[Entries from a dataset]
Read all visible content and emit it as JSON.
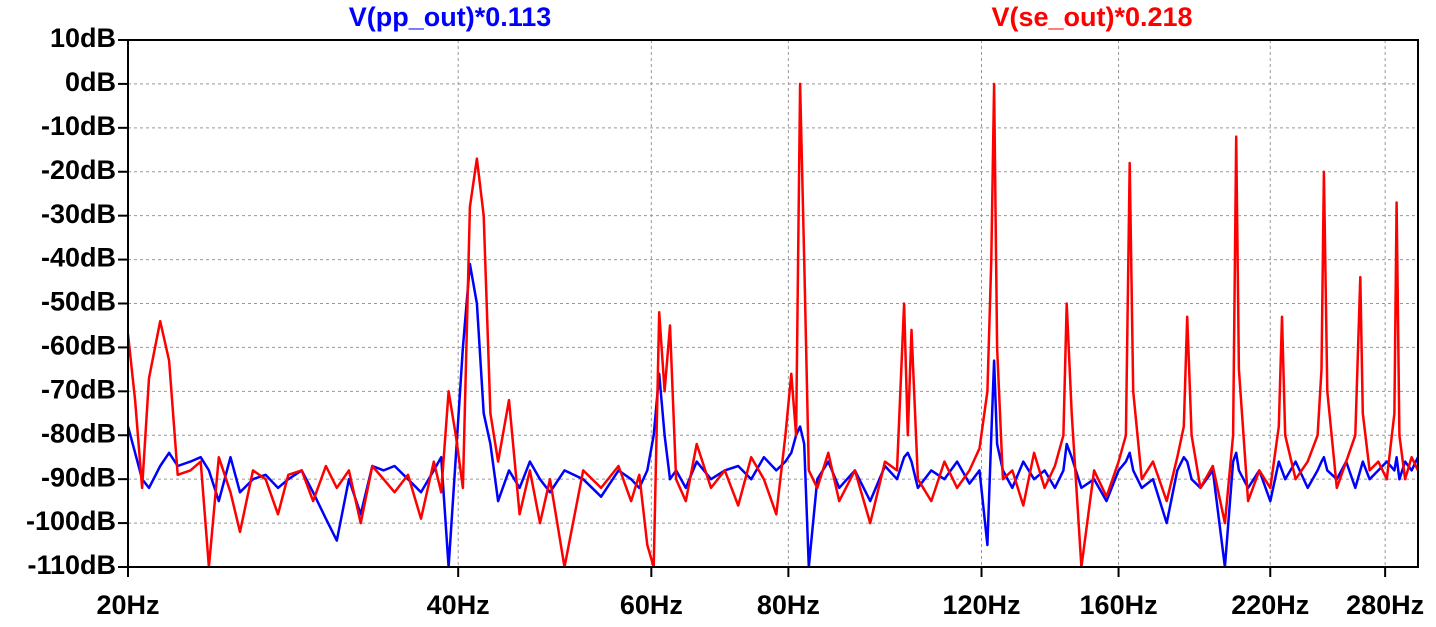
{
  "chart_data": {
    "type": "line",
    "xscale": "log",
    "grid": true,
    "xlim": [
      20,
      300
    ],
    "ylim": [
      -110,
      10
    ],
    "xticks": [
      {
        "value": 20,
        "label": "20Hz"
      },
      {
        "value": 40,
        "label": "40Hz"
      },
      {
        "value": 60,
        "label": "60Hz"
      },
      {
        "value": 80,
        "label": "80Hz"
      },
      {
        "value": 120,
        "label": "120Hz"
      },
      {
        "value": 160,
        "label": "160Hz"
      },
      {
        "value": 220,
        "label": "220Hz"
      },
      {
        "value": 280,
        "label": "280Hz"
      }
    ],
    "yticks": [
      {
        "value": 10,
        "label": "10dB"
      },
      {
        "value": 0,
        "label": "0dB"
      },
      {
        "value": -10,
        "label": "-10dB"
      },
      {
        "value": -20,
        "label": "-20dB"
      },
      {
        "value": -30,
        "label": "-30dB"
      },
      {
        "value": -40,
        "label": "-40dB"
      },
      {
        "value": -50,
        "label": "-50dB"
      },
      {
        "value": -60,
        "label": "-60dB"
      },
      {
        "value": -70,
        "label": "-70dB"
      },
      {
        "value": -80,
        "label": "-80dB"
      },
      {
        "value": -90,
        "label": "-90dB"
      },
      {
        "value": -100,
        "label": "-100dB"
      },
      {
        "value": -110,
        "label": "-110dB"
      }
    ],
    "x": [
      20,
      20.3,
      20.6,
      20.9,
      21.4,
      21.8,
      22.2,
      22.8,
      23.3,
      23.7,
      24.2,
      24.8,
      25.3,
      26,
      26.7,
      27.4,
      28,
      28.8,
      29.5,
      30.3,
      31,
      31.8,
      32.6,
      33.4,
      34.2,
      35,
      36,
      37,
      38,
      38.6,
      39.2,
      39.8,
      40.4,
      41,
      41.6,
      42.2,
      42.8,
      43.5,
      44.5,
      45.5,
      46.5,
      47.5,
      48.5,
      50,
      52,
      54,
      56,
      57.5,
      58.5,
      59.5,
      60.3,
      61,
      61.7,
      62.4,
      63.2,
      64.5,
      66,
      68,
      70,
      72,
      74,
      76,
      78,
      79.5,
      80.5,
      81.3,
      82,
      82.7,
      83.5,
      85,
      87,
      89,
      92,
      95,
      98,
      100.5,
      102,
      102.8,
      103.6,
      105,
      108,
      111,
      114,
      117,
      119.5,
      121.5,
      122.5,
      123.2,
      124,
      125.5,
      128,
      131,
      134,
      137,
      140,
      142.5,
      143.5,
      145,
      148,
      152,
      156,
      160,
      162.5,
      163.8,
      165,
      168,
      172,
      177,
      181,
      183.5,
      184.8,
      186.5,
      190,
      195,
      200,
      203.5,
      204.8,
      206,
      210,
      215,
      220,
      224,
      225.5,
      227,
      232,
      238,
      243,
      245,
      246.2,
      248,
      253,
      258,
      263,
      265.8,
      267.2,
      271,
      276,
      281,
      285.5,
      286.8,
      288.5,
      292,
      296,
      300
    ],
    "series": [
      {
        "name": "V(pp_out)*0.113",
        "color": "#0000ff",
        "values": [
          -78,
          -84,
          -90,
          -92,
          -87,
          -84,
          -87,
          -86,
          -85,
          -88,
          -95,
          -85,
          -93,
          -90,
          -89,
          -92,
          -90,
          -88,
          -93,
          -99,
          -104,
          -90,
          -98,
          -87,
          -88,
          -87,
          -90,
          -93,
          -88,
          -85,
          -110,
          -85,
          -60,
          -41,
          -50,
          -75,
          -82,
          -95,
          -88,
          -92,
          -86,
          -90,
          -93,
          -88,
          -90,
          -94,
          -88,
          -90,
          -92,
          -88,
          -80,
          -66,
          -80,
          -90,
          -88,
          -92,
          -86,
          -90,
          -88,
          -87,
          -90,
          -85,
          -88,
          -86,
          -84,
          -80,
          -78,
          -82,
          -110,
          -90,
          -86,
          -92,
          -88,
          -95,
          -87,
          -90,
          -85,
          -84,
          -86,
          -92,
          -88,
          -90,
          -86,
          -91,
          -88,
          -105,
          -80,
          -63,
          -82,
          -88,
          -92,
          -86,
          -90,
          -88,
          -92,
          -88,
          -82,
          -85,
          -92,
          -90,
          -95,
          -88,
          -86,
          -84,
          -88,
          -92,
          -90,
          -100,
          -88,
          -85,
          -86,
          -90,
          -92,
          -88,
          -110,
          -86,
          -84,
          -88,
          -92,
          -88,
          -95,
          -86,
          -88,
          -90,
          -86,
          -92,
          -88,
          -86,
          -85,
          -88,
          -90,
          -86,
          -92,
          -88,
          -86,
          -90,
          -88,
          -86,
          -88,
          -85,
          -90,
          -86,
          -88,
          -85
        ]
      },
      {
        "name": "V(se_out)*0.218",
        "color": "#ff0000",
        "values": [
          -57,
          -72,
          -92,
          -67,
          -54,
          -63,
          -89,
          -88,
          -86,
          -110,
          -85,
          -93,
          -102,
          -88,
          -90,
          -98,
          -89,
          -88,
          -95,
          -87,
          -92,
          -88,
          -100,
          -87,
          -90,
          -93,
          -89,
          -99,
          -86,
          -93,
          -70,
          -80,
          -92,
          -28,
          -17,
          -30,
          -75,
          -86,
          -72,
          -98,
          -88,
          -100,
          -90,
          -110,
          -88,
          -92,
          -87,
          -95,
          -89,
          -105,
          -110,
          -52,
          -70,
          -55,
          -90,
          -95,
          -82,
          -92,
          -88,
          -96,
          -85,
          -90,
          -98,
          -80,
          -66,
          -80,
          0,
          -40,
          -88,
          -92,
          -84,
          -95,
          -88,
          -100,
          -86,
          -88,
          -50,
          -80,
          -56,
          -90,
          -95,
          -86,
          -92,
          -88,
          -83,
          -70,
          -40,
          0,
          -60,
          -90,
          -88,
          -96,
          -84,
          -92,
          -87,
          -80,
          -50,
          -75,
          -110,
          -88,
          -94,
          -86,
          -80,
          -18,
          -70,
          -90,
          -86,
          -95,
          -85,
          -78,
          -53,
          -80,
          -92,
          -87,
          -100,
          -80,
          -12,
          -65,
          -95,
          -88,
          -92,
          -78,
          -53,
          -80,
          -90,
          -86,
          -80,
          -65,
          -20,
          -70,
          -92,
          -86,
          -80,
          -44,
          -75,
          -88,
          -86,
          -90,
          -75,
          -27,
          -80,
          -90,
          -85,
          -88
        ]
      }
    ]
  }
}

### The exercise
Make an exact copy of the records shown above, without the pictures.

### Task solution
Read all visible content and emit it as JSON.
{
  "chart_data": {
    "type": "line",
    "xscale": "log",
    "grid": true,
    "xlim": [
      20,
      300
    ],
    "ylim": [
      -110,
      10
    ],
    "xticks": [
      {
        "value": 20,
        "label": "20Hz"
      },
      {
        "value": 40,
        "label": "40Hz"
      },
      {
        "value": 60,
        "label": "60Hz"
      },
      {
        "value": 80,
        "label": "80Hz"
      },
      {
        "value": 120,
        "label": "120Hz"
      },
      {
        "value": 160,
        "label": "160Hz"
      },
      {
        "value": 220,
        "label": "220Hz"
      },
      {
        "value": 280,
        "label": "280Hz"
      }
    ],
    "yticks": [
      {
        "value": 10,
        "label": "10dB"
      },
      {
        "value": 0,
        "label": "0dB"
      },
      {
        "value": -10,
        "label": "-10dB"
      },
      {
        "value": -20,
        "label": "-20dB"
      },
      {
        "value": -30,
        "label": "-30dB"
      },
      {
        "value": -40,
        "label": "-40dB"
      },
      {
        "value": -50,
        "label": "-50dB"
      },
      {
        "value": -60,
        "label": "-60dB"
      },
      {
        "value": -70,
        "label": "-70dB"
      },
      {
        "value": -80,
        "label": "-80dB"
      },
      {
        "value": -90,
        "label": "-90dB"
      },
      {
        "value": -100,
        "label": "-100dB"
      },
      {
        "value": -110,
        "label": "-110dB"
      }
    ],
    "x": [
      20,
      20.3,
      20.6,
      20.9,
      21.4,
      21.8,
      22.2,
      22.8,
      23.3,
      23.7,
      24.2,
      24.8,
      25.3,
      26,
      26.7,
      27.4,
      28,
      28.8,
      29.5,
      30.3,
      31,
      31.8,
      32.6,
      33.4,
      34.2,
      35,
      36,
      37,
      38,
      38.6,
      39.2,
      39.8,
      40.4,
      41,
      41.6,
      42.2,
      42.8,
      43.5,
      44.5,
      45.5,
      46.5,
      47.5,
      48.5,
      50,
      52,
      54,
      56,
      57.5,
      58.5,
      59.5,
      60.3,
      61,
      61.7,
      62.4,
      63.2,
      64.5,
      66,
      68,
      70,
      72,
      74,
      76,
      78,
      79.5,
      80.5,
      81.3,
      82,
      82.7,
      83.5,
      85,
      87,
      89,
      92,
      95,
      98,
      100.5,
      102,
      102.8,
      103.6,
      105,
      108,
      111,
      114,
      117,
      119.5,
      121.5,
      122.5,
      123.2,
      124,
      125.5,
      128,
      131,
      134,
      137,
      140,
      142.5,
      143.5,
      145,
      148,
      152,
      156,
      160,
      162.5,
      163.8,
      165,
      168,
      172,
      177,
      181,
      183.5,
      184.8,
      186.5,
      190,
      195,
      200,
      203.5,
      204.8,
      206,
      210,
      215,
      220,
      224,
      225.5,
      227,
      232,
      238,
      243,
      245,
      246.2,
      248,
      253,
      258,
      263,
      265.8,
      267.2,
      271,
      276,
      281,
      285.5,
      286.8,
      288.5,
      292,
      296,
      300
    ],
    "series": [
      {
        "name": "V(pp_out)*0.113",
        "color": "#0000ff",
        "values": [
          -78,
          -84,
          -90,
          -92,
          -87,
          -84,
          -87,
          -86,
          -85,
          -88,
          -95,
          -85,
          -93,
          -90,
          -89,
          -92,
          -90,
          -88,
          -93,
          -99,
          -104,
          -90,
          -98,
          -87,
          -88,
          -87,
          -90,
          -93,
          -88,
          -85,
          -110,
          -85,
          -60,
          -41,
          -50,
          -75,
          -82,
          -95,
          -88,
          -92,
          -86,
          -90,
          -93,
          -88,
          -90,
          -94,
          -88,
          -90,
          -92,
          -88,
          -80,
          -66,
          -80,
          -90,
          -88,
          -92,
          -86,
          -90,
          -88,
          -87,
          -90,
          -85,
          -88,
          -86,
          -84,
          -80,
          -78,
          -82,
          -110,
          -90,
          -86,
          -92,
          -88,
          -95,
          -87,
          -90,
          -85,
          -84,
          -86,
          -92,
          -88,
          -90,
          -86,
          -91,
          -88,
          -105,
          -80,
          -63,
          -82,
          -88,
          -92,
          -86,
          -90,
          -88,
          -92,
          -88,
          -82,
          -85,
          -92,
          -90,
          -95,
          -88,
          -86,
          -84,
          -88,
          -92,
          -90,
          -100,
          -88,
          -85,
          -86,
          -90,
          -92,
          -88,
          -110,
          -86,
          -84,
          -88,
          -92,
          -88,
          -95,
          -86,
          -88,
          -90,
          -86,
          -92,
          -88,
          -86,
          -85,
          -88,
          -90,
          -86,
          -92,
          -88,
          -86,
          -90,
          -88,
          -86,
          -88,
          -85,
          -90,
          -86,
          -88,
          -85
        ]
      },
      {
        "name": "V(se_out)*0.218",
        "color": "#ff0000",
        "values": [
          -57,
          -72,
          -92,
          -67,
          -54,
          -63,
          -89,
          -88,
          -86,
          -110,
          -85,
          -93,
          -102,
          -88,
          -90,
          -98,
          -89,
          -88,
          -95,
          -87,
          -92,
          -88,
          -100,
          -87,
          -90,
          -93,
          -89,
          -99,
          -86,
          -93,
          -70,
          -80,
          -92,
          -28,
          -17,
          -30,
          -75,
          -86,
          -72,
          -98,
          -88,
          -100,
          -90,
          -110,
          -88,
          -92,
          -87,
          -95,
          -89,
          -105,
          -110,
          -52,
          -70,
          -55,
          -90,
          -95,
          -82,
          -92,
          -88,
          -96,
          -85,
          -90,
          -98,
          -80,
          -66,
          -80,
          0,
          -40,
          -88,
          -92,
          -84,
          -95,
          -88,
          -100,
          -86,
          -88,
          -50,
          -80,
          -56,
          -90,
          -95,
          -86,
          -92,
          -88,
          -83,
          -70,
          -40,
          0,
          -60,
          -90,
          -88,
          -96,
          -84,
          -92,
          -87,
          -80,
          -50,
          -75,
          -110,
          -88,
          -94,
          -86,
          -80,
          -18,
          -70,
          -90,
          -86,
          -95,
          -85,
          -78,
          -53,
          -80,
          -92,
          -87,
          -100,
          -80,
          -12,
          -65,
          -95,
          -88,
          -92,
          -78,
          -53,
          -80,
          -90,
          -86,
          -80,
          -65,
          -20,
          -70,
          -92,
          -86,
          -80,
          -44,
          -75,
          -88,
          -86,
          -90,
          -75,
          -27,
          -80,
          -90,
          -85,
          -88
        ]
      }
    ]
  }
}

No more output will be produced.